● **Task material**
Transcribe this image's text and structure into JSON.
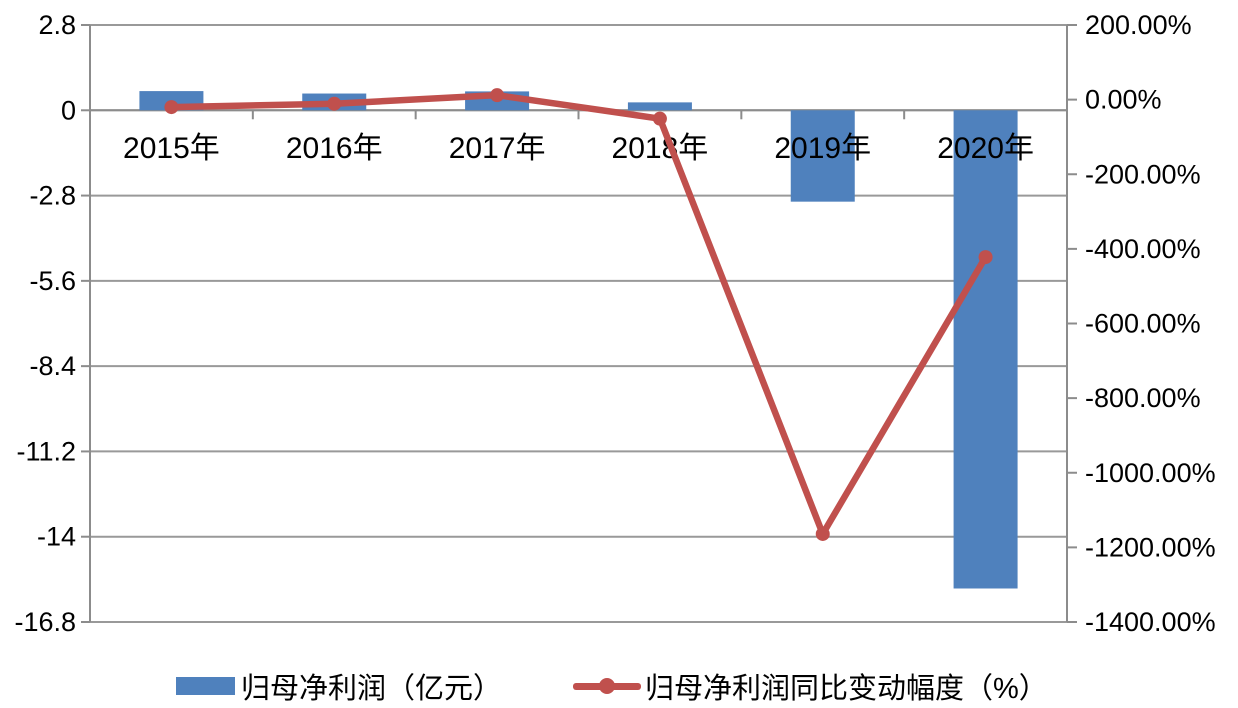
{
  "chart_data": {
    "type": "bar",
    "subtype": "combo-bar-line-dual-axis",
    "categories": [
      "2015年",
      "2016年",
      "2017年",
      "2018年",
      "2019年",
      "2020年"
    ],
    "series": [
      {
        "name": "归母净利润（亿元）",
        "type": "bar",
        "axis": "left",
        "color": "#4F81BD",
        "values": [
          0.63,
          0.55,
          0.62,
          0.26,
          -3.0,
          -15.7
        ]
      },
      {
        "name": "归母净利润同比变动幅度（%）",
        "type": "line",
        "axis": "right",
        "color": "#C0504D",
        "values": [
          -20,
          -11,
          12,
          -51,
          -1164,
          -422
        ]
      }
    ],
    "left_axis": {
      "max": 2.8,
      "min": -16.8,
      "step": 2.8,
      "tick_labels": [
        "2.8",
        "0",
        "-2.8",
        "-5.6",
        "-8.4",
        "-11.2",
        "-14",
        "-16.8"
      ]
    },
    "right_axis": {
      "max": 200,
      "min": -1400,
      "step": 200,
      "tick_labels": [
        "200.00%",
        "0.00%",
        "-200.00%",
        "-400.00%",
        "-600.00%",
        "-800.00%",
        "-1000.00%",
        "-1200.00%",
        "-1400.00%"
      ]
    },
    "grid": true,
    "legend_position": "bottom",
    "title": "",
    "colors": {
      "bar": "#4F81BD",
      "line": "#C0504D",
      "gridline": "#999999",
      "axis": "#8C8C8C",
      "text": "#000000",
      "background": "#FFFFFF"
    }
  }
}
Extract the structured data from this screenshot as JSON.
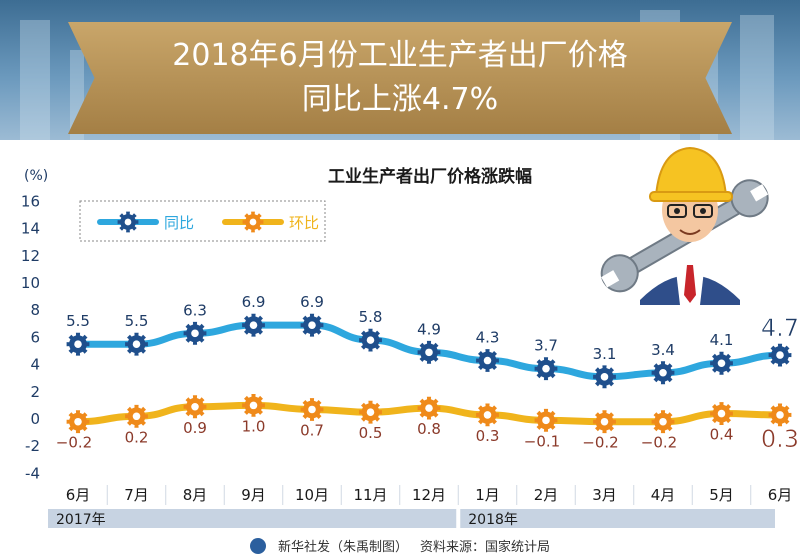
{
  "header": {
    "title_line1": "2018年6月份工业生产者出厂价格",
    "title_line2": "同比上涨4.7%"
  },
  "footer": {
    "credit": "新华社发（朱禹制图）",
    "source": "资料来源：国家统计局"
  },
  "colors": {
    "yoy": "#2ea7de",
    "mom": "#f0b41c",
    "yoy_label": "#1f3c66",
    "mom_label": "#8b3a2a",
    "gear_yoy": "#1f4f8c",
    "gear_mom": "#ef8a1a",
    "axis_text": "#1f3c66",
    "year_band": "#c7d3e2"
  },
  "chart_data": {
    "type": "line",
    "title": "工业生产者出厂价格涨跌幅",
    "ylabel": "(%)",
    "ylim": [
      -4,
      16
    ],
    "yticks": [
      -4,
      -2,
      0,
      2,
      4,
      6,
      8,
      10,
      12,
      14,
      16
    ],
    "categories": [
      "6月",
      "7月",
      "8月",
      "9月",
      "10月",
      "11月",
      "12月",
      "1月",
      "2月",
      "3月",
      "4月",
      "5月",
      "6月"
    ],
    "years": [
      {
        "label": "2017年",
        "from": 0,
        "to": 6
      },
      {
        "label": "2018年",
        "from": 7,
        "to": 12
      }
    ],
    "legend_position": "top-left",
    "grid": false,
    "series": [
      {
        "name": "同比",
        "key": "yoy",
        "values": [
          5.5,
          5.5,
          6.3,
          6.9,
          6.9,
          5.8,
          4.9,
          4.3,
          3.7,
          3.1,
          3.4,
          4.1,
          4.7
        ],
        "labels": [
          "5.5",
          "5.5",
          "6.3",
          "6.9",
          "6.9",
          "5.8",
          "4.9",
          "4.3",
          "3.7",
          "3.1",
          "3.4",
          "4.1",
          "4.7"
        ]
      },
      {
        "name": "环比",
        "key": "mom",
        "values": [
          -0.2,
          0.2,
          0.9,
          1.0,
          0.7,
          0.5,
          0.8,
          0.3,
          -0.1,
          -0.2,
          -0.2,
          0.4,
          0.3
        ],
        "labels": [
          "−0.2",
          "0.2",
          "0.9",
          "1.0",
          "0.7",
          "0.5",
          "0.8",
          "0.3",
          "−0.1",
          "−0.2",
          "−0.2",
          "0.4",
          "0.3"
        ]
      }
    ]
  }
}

● **Goal of the exercise**
Every line in the data that holds "name" should be copied out.

● **Exercise solution**
        "name": "归母净利润（亿元）",
        "name": "归母净利润同比变动幅度（%）",
        "name": "同比",
        "name": "环比",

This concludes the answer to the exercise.